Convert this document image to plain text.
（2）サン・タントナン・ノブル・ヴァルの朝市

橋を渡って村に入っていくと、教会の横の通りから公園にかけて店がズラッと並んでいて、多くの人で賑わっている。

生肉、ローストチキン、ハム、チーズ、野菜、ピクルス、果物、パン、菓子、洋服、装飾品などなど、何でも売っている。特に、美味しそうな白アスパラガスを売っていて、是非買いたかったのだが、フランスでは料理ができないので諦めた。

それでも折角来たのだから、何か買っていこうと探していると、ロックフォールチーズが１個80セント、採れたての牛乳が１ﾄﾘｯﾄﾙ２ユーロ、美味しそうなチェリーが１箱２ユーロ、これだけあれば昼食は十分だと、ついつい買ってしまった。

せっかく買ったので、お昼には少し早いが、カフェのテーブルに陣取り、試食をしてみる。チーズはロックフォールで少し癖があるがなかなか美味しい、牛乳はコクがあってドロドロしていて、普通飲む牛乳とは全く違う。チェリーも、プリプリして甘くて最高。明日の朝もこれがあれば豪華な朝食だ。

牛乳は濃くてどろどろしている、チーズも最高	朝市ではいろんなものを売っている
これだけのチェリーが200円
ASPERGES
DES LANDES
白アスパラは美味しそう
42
_____
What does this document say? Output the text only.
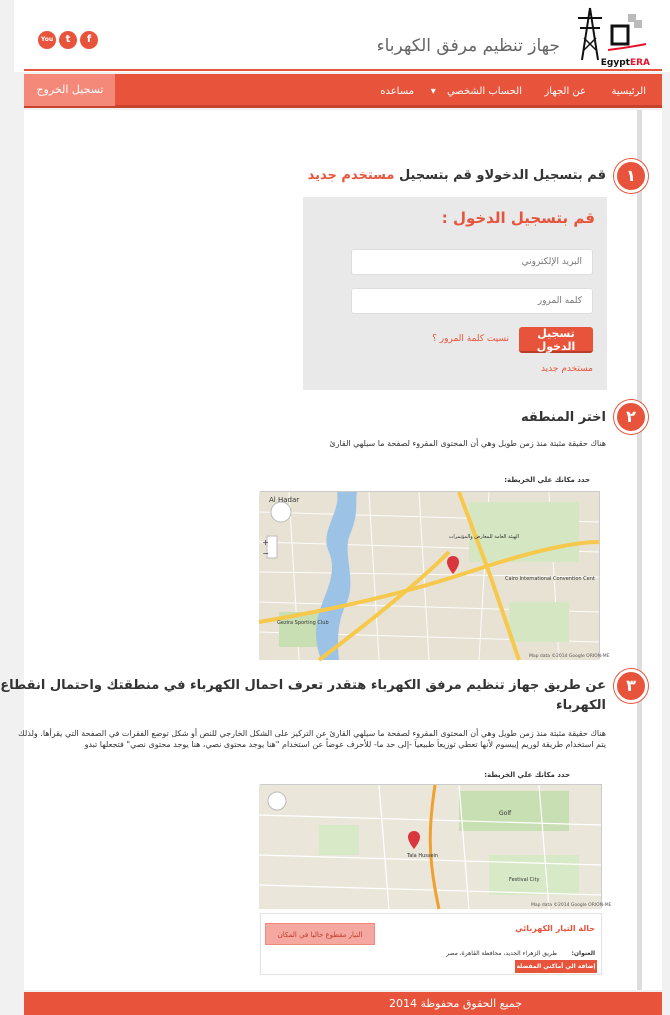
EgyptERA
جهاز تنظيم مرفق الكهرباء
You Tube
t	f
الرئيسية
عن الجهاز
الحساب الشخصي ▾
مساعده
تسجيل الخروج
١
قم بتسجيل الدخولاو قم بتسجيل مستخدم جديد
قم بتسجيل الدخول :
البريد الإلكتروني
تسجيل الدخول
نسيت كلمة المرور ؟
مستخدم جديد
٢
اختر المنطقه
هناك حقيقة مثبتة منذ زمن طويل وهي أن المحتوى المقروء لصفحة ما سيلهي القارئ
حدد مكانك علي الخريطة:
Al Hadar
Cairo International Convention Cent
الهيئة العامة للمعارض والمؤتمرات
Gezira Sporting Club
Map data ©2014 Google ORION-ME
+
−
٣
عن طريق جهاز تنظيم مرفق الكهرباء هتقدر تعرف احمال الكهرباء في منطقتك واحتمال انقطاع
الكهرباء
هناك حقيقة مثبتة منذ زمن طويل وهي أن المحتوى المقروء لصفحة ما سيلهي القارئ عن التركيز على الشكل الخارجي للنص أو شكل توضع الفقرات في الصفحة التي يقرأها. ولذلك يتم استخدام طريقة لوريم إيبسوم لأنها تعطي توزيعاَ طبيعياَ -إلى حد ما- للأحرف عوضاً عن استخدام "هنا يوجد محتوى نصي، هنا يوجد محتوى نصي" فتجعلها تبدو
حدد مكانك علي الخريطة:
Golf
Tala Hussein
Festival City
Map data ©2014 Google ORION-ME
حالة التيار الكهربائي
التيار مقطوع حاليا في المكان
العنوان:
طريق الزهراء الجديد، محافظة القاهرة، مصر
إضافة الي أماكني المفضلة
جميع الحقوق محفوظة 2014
_____
What is required:
Pick out each line in the material containing "لصفحة".

Task response:
هناك حقيقة مثبتة منذ زمن طويل وهي أن المحتوى المقروء لصفحة ما سيلهي القارئ
هناك حقيقة مثبتة منذ زمن طويل وهي أن المحتوى المقروء لصفحة ما سيلهي القارئ عن التركيز على الشكل الخارجي للنص أو شكل توضع الفقرات في الصفحة التي يقرأها. ولذلك يتم استخدام طريقة لوريم إيبسوم لأنها تعطي توزيعاَ طبيعياَ -إلى حد ما- للأحرف عوضاً عن استخدام "هنا يوجد محتوى نصي، هنا يوجد محتوى نصي" فتجعلها تبدو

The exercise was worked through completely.